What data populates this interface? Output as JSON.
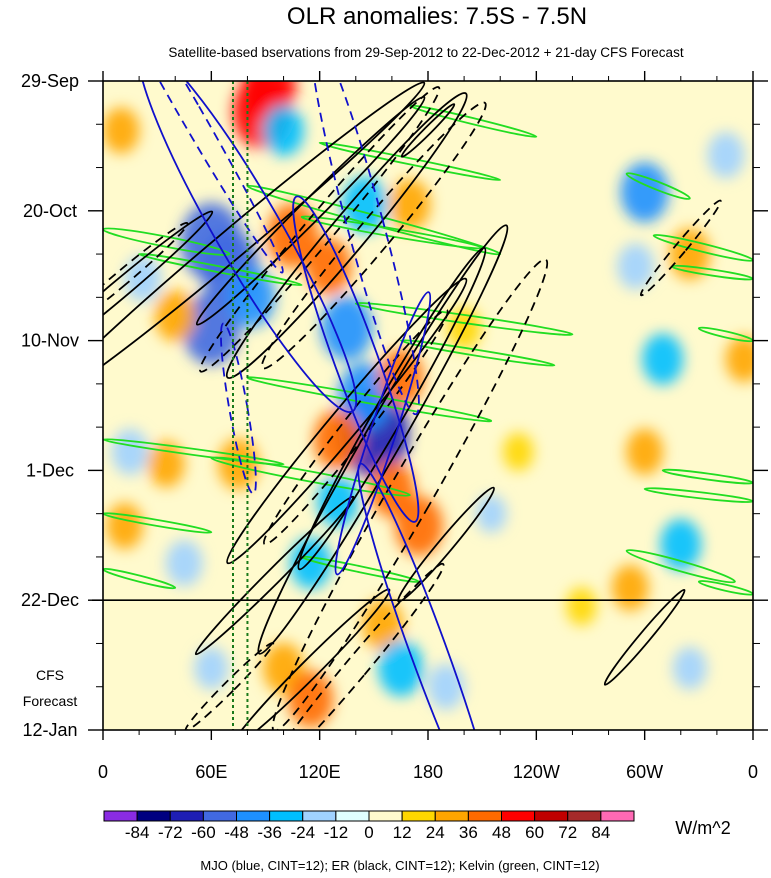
{
  "chart_data": {
    "type": "heatmap",
    "title": "OLR anomalies: 7.5S - 7.5N",
    "subtitle": "Satellite-based bservations from 29-Sep-2012 to 22-Dec-2012 + 21-day CFS Forecast",
    "x_ticks": [
      {
        "lon": 0,
        "label": "0"
      },
      {
        "lon": 60,
        "label": "60E"
      },
      {
        "lon": 120,
        "label": "120E"
      },
      {
        "lon": 180,
        "label": "180"
      },
      {
        "lon": 240,
        "label": "120W"
      },
      {
        "lon": 300,
        "label": "60W"
      },
      {
        "lon": 360,
        "label": "0"
      }
    ],
    "xlim": [
      0,
      360
    ],
    "y_ticks": [
      {
        "day": 0,
        "label": "29-Sep"
      },
      {
        "day": 21,
        "label": "20-Oct"
      },
      {
        "day": 42,
        "label": "10-Nov"
      },
      {
        "day": 63,
        "label": "1-Dec"
      },
      {
        "day": 84,
        "label": "22-Dec"
      },
      {
        "day": 105,
        "label": "12-Jan"
      }
    ],
    "ylim_dates": [
      "29-Sep-2012",
      "12-Jan-2013"
    ],
    "forecast_start": {
      "day": 84,
      "date": "22-Dec-2012"
    },
    "forecast_label": [
      "CFS",
      "Forecast"
    ],
    "reference_longitudes": [
      72,
      80
    ],
    "colorbar": {
      "levels": [
        "-84",
        "-72",
        "-60",
        "-48",
        "-36",
        "-24",
        "-12",
        "0",
        "12",
        "24",
        "36",
        "48",
        "60",
        "72",
        "84"
      ],
      "colors": [
        "#8a2be2",
        "#000080",
        "#1e1eb4",
        "#4169e1",
        "#1e90ff",
        "#00bfff",
        "#a0d2ff",
        "#e0ffff",
        "#fffacd",
        "#ffd700",
        "#ffa500",
        "#ff6a00",
        "#ff0000",
        "#c00000",
        "#a52a2a",
        "#ff69b4"
      ],
      "units": "W/m^2"
    },
    "contour_legend": "MJO (blue, CINT=12); ER (black, CINT=12); Kelvin (green, CINT=12)",
    "contour_colors": {
      "MJO": "#1010cc",
      "ER": "#000000",
      "Kelvin": "#22dd22"
    },
    "anomaly_features": [
      {
        "lon": 88,
        "day": 5,
        "value": 55
      },
      {
        "lon": 92,
        "day": 1,
        "value": 48
      },
      {
        "lon": 60,
        "day": 26,
        "value": -60
      },
      {
        "lon": 70,
        "day": 30,
        "value": -55
      },
      {
        "lon": 60,
        "day": 40,
        "value": -55
      },
      {
        "lon": 82,
        "day": 35,
        "value": -40
      },
      {
        "lon": 105,
        "day": 25,
        "value": 45
      },
      {
        "lon": 125,
        "day": 30,
        "value": 36
      },
      {
        "lon": 135,
        "day": 40,
        "value": -45
      },
      {
        "lon": 150,
        "day": 57,
        "value": -72
      },
      {
        "lon": 145,
        "day": 51,
        "value": -48
      },
      {
        "lon": 130,
        "day": 58,
        "value": 40
      },
      {
        "lon": 160,
        "day": 66,
        "value": 36
      },
      {
        "lon": 175,
        "day": 72,
        "value": 40
      },
      {
        "lon": 165,
        "day": 48,
        "value": 36
      },
      {
        "lon": 130,
        "day": 68,
        "value": -30
      },
      {
        "lon": 170,
        "day": 20,
        "value": 30
      },
      {
        "lon": 145,
        "day": 20,
        "value": -36
      },
      {
        "lon": 100,
        "day": 8,
        "value": -30
      },
      {
        "lon": 40,
        "day": 38,
        "value": 30
      },
      {
        "lon": 22,
        "day": 32,
        "value": -24
      },
      {
        "lon": 10,
        "day": 8,
        "value": 24
      },
      {
        "lon": 15,
        "day": 60,
        "value": -24
      },
      {
        "lon": 35,
        "day": 62,
        "value": 24
      },
      {
        "lon": 12,
        "day": 72,
        "value": 24
      },
      {
        "lon": 45,
        "day": 78,
        "value": -24
      },
      {
        "lon": 75,
        "day": 62,
        "value": 30
      },
      {
        "lon": 115,
        "day": 78,
        "value": -30
      },
      {
        "lon": 100,
        "day": 95,
        "value": 30
      },
      {
        "lon": 115,
        "day": 100,
        "value": 36
      },
      {
        "lon": 155,
        "day": 88,
        "value": 30
      },
      {
        "lon": 165,
        "day": 95,
        "value": -36
      },
      {
        "lon": 190,
        "day": 98,
        "value": -24
      },
      {
        "lon": 60,
        "day": 95,
        "value": -20
      },
      {
        "lon": 300,
        "day": 18,
        "value": -40
      },
      {
        "lon": 295,
        "day": 30,
        "value": -24
      },
      {
        "lon": 325,
        "day": 28,
        "value": 30
      },
      {
        "lon": 310,
        "day": 45,
        "value": -30
      },
      {
        "lon": 300,
        "day": 60,
        "value": 24
      },
      {
        "lon": 320,
        "day": 75,
        "value": -30
      },
      {
        "lon": 292,
        "day": 82,
        "value": 24
      },
      {
        "lon": 325,
        "day": 95,
        "value": -20
      },
      {
        "lon": 345,
        "day": 12,
        "value": -24
      },
      {
        "lon": 355,
        "day": 45,
        "value": 24
      },
      {
        "lon": 200,
        "day": 40,
        "value": 20
      },
      {
        "lon": 215,
        "day": 70,
        "value": -15
      },
      {
        "lon": 230,
        "day": 60,
        "value": 15
      },
      {
        "lon": 265,
        "day": 85,
        "value": 15
      }
    ],
    "mjo_contours": [
      {
        "lon": 80,
        "day": 24,
        "rx": 18,
        "ry": 34,
        "rot": -30,
        "dash": false
      },
      {
        "lon": 140,
        "day": 45,
        "rx": 12,
        "ry": 28,
        "rot": -20,
        "dash": false
      },
      {
        "lon": 155,
        "day": 57,
        "rx": 7,
        "ry": 24,
        "rot": 18,
        "dash": false
      },
      {
        "lon": 145,
        "day": 23,
        "rx": 10,
        "ry": 32,
        "rot": -15,
        "dash": true
      },
      {
        "lon": 75,
        "day": 53,
        "rx": 5,
        "ry": 14,
        "rot": -10,
        "dash": true
      },
      {
        "lon": 180,
        "day": 92,
        "rx": 10,
        "ry": 32,
        "rot": -20,
        "dash": false
      },
      {
        "lon": 48,
        "day": 5,
        "rx": 6,
        "ry": 30,
        "rot": -30,
        "dash": true
      }
    ],
    "er_contours": [
      {
        "lon": 155,
        "day": 58,
        "rx": 10,
        "ry": 40,
        "rot": 30,
        "dash": false
      },
      {
        "lon": 170,
        "day": 67,
        "rx": 12,
        "ry": 44,
        "rot": 30,
        "dash": true
      },
      {
        "lon": 135,
        "day": 25,
        "rx": 10,
        "ry": 30,
        "rot": 40,
        "dash": false
      },
      {
        "lon": 150,
        "day": 25,
        "rx": 9,
        "ry": 28,
        "rot": 40,
        "dash": true
      },
      {
        "lon": 120,
        "day": 24,
        "rx": 8,
        "ry": 30,
        "rot": 40,
        "dash": true
      },
      {
        "lon": 73,
        "day": 26,
        "rx": 8,
        "ry": 40,
        "rot": 50,
        "dash": false
      },
      {
        "lon": 115,
        "day": 21,
        "rx": 6,
        "ry": 26,
        "rot": 45,
        "dash": false
      },
      {
        "lon": 135,
        "day": 55,
        "rx": 8,
        "ry": 30,
        "rot": 40,
        "dash": false
      },
      {
        "lon": 160,
        "day": 53,
        "rx": 8,
        "ry": 30,
        "rot": 30,
        "dash": false
      },
      {
        "lon": 140,
        "day": 56,
        "rx": 7,
        "ry": 24,
        "rot": 38,
        "dash": true
      },
      {
        "lon": 95,
        "day": 80,
        "rx": 4,
        "ry": 18,
        "rot": 45,
        "dash": false
      },
      {
        "lon": 115,
        "day": 95,
        "rx": 5,
        "ry": 18,
        "rot": 45,
        "dash": false
      },
      {
        "lon": 140,
        "day": 95,
        "rx": 6,
        "ry": 22,
        "rot": 40,
        "dash": true
      },
      {
        "lon": 190,
        "day": 75,
        "rx": 4,
        "ry": 12,
        "rot": 40,
        "dash": false
      },
      {
        "lon": 8,
        "day": 34,
        "rx": 5,
        "ry": 20,
        "rot": 50,
        "dash": false
      },
      {
        "lon": 10,
        "day": 32,
        "rx": 4,
        "ry": 14,
        "rot": 50,
        "dash": true
      },
      {
        "lon": 70,
        "day": 98,
        "rx": 3,
        "ry": 10,
        "rot": 45,
        "dash": true
      },
      {
        "lon": 320,
        "day": 27,
        "rx": 3,
        "ry": 10,
        "rot": 40,
        "dash": true
      },
      {
        "lon": 300,
        "day": 90,
        "rx": 3,
        "ry": 10,
        "rot": 40,
        "dash": false
      },
      {
        "lon": 180,
        "day": 8,
        "rx": 2,
        "ry": 6,
        "rot": 45,
        "dash": false
      }
    ],
    "kelvin_contours": [
      {
        "lon1": 0,
        "day1": 24,
        "lon2": 70,
        "day2": 28,
        "w": 5,
        "dash": false
      },
      {
        "lon1": 20,
        "day1": 28,
        "lon2": 110,
        "day2": 33,
        "w": 3,
        "dash": false
      },
      {
        "lon1": 80,
        "day1": 17,
        "lon2": 220,
        "day2": 28,
        "w": 5,
        "dash": false
      },
      {
        "lon1": 110,
        "day1": 22,
        "lon2": 210,
        "day2": 27,
        "w": 4,
        "dash": false
      },
      {
        "lon1": 120,
        "day1": 10,
        "lon2": 220,
        "day2": 16,
        "w": 3,
        "dash": false
      },
      {
        "lon1": 140,
        "day1": 36,
        "lon2": 260,
        "day2": 41,
        "w": 4,
        "dash": false
      },
      {
        "lon1": 165,
        "day1": 42,
        "lon2": 250,
        "day2": 46,
        "w": 3,
        "dash": false
      },
      {
        "lon1": 80,
        "day1": 48,
        "lon2": 215,
        "day2": 55,
        "w": 4,
        "dash": false
      },
      {
        "lon1": 0,
        "day1": 58,
        "lon2": 100,
        "day2": 62,
        "w": 3,
        "dash": false
      },
      {
        "lon1": 60,
        "day1": 61,
        "lon2": 170,
        "day2": 67,
        "w": 5,
        "dash": false
      },
      {
        "lon1": 0,
        "day1": 70,
        "lon2": 60,
        "day2": 73,
        "w": 3,
        "dash": false
      },
      {
        "lon1": 0,
        "day1": 79,
        "lon2": 40,
        "day2": 82,
        "w": 3,
        "dash": false
      },
      {
        "lon1": 290,
        "day1": 15,
        "lon2": 325,
        "day2": 19,
        "w": 4,
        "dash": false
      },
      {
        "lon1": 305,
        "day1": 25,
        "lon2": 360,
        "day2": 29,
        "w": 4,
        "dash": false
      },
      {
        "lon1": 315,
        "day1": 30,
        "lon2": 360,
        "day2": 32,
        "w": 3,
        "dash": false
      },
      {
        "lon1": 310,
        "day1": 63,
        "lon2": 360,
        "day2": 65,
        "w": 3,
        "dash": false
      },
      {
        "lon1": 300,
        "day1": 66,
        "lon2": 360,
        "day2": 68,
        "w": 3,
        "dash": false
      },
      {
        "lon1": 290,
        "day1": 76,
        "lon2": 350,
        "day2": 81,
        "w": 5,
        "dash": false
      },
      {
        "lon1": 330,
        "day1": 81,
        "lon2": 360,
        "day2": 83,
        "w": 3,
        "dash": false
      },
      {
        "lon1": 110,
        "day1": 77,
        "lon2": 175,
        "day2": 81,
        "w": 3,
        "dash": false
      },
      {
        "lon1": 170,
        "day1": 4,
        "lon2": 240,
        "day2": 9,
        "w": 3,
        "dash": false
      },
      {
        "lon1": 330,
        "day1": 40,
        "lon2": 360,
        "day2": 42,
        "w": 3,
        "dash": false
      }
    ]
  }
}
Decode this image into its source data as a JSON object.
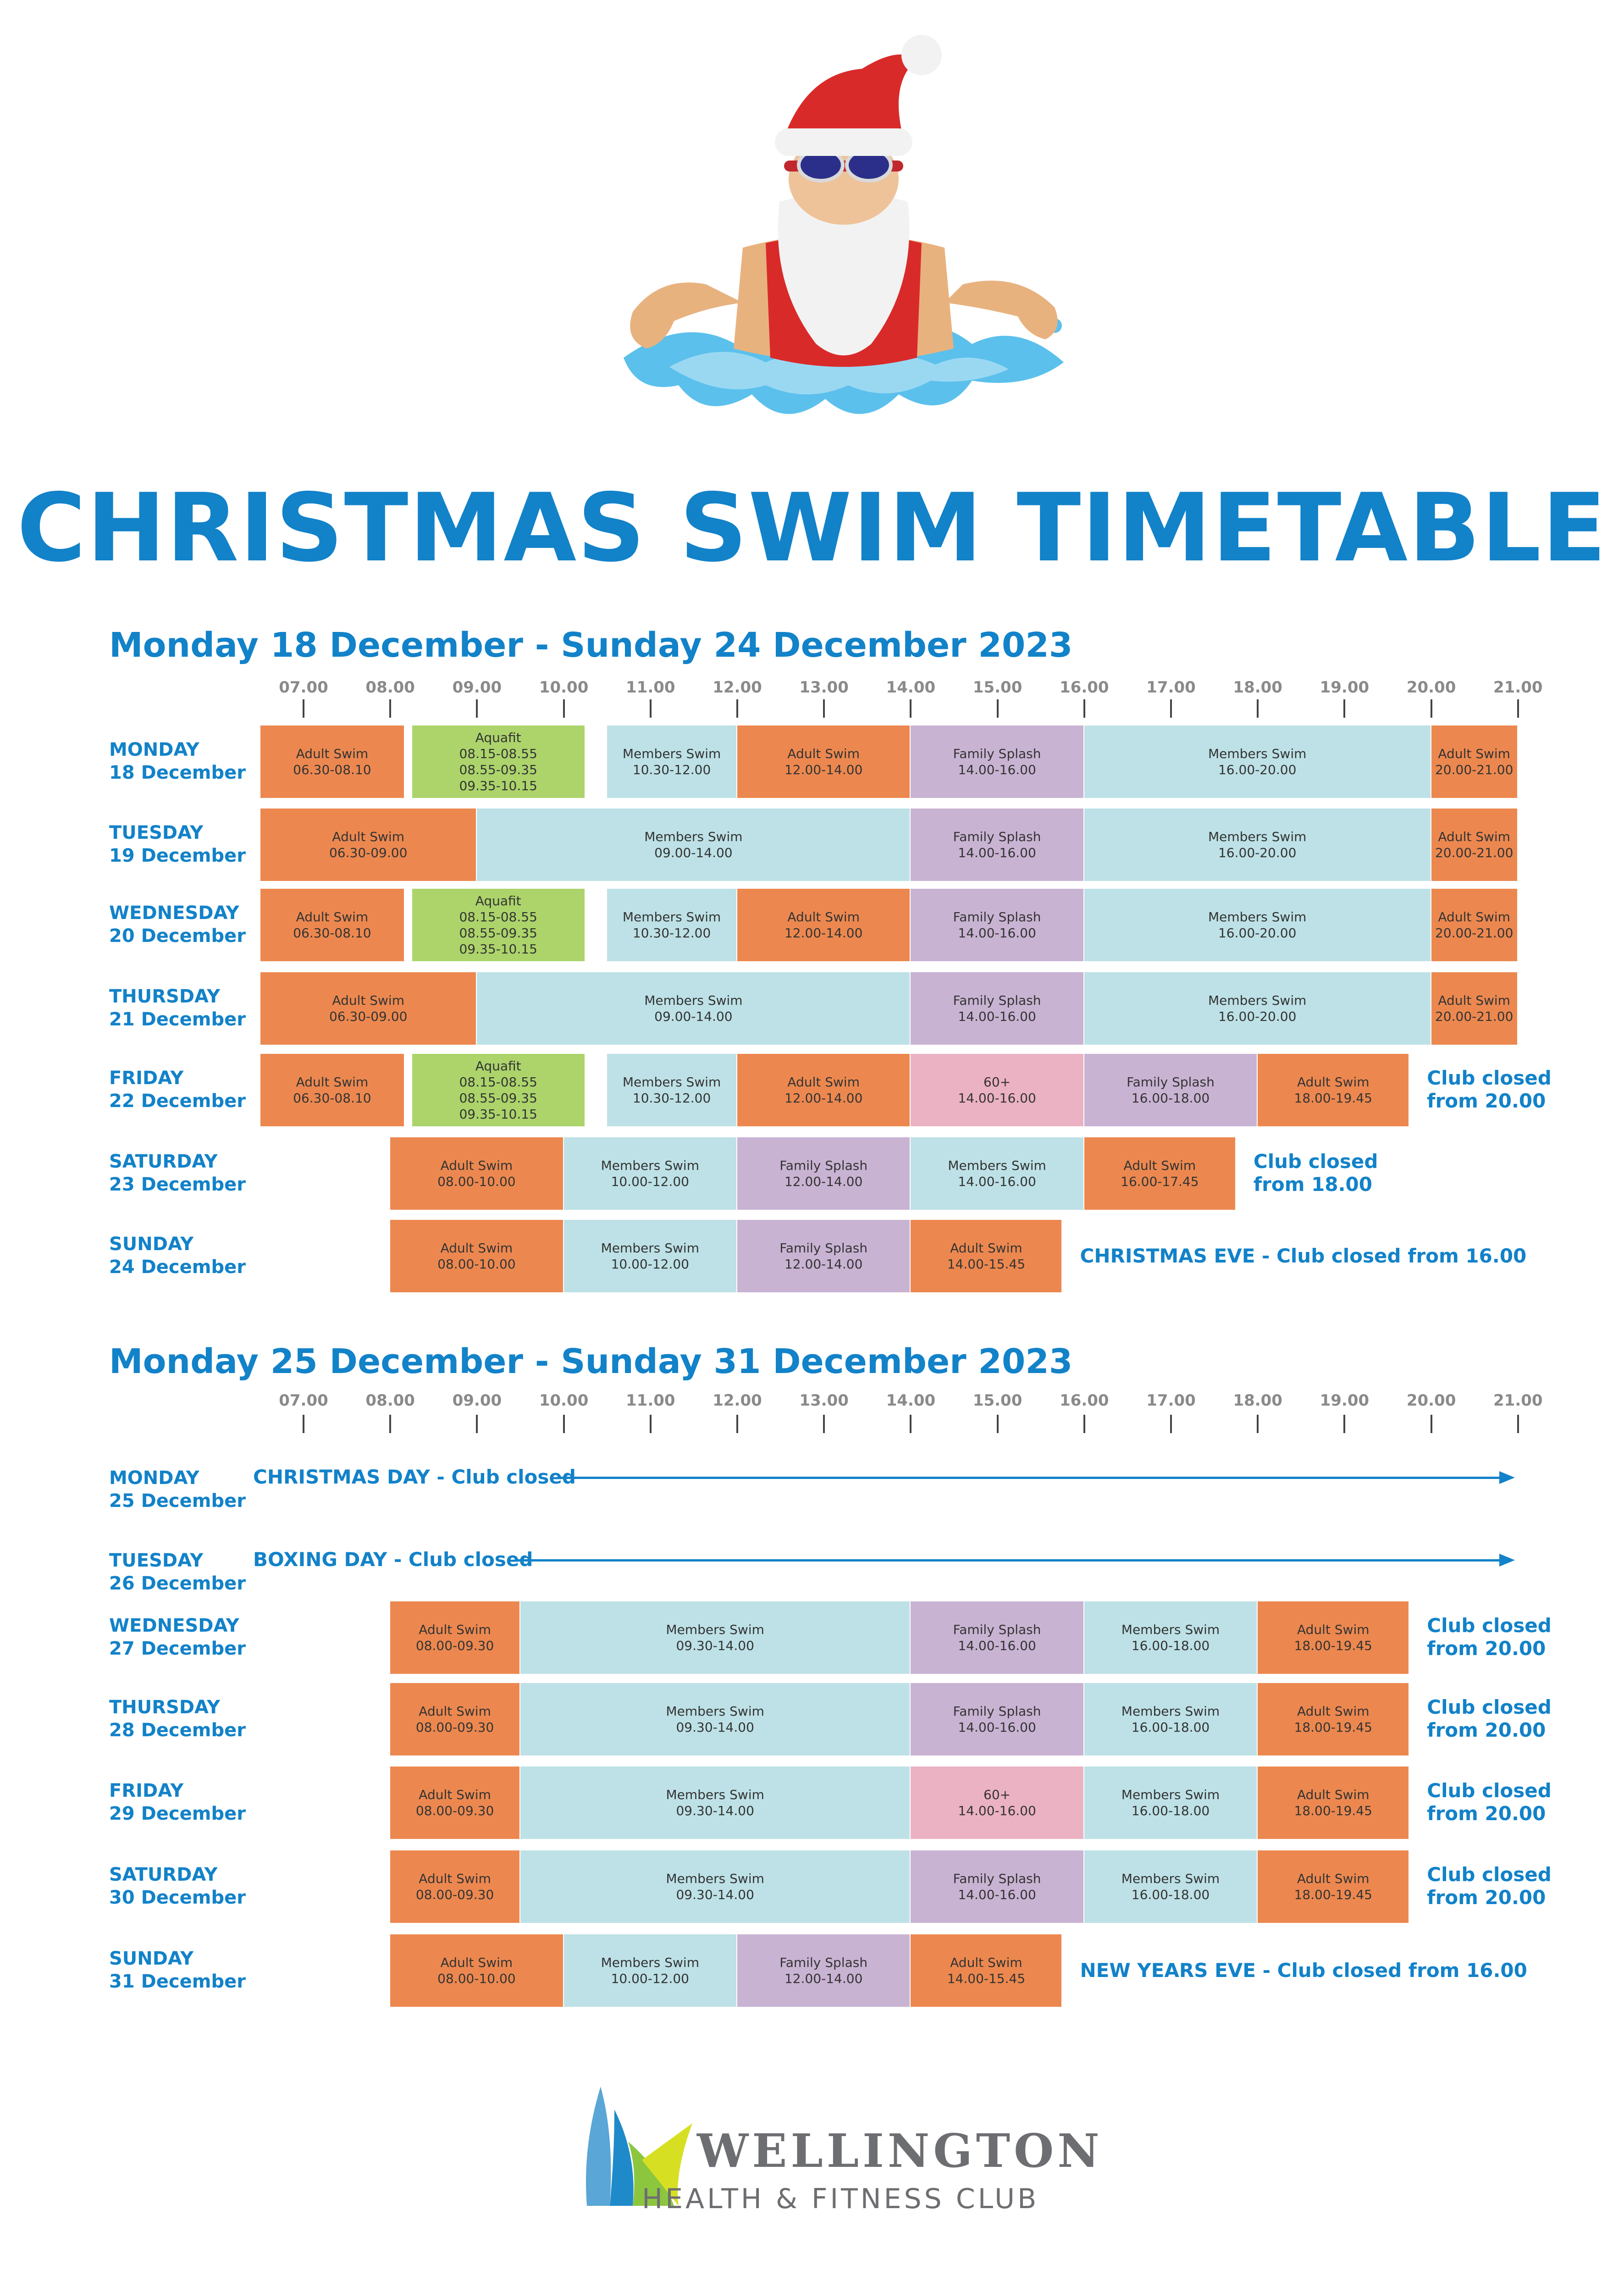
____________
▶ **Task directions**
Pull out every line holding "this" from the records above, and copy it.

▶ **Result of the task**
What data populates this interface? Output as JSON.
Decode this image into its source data as a JSON object.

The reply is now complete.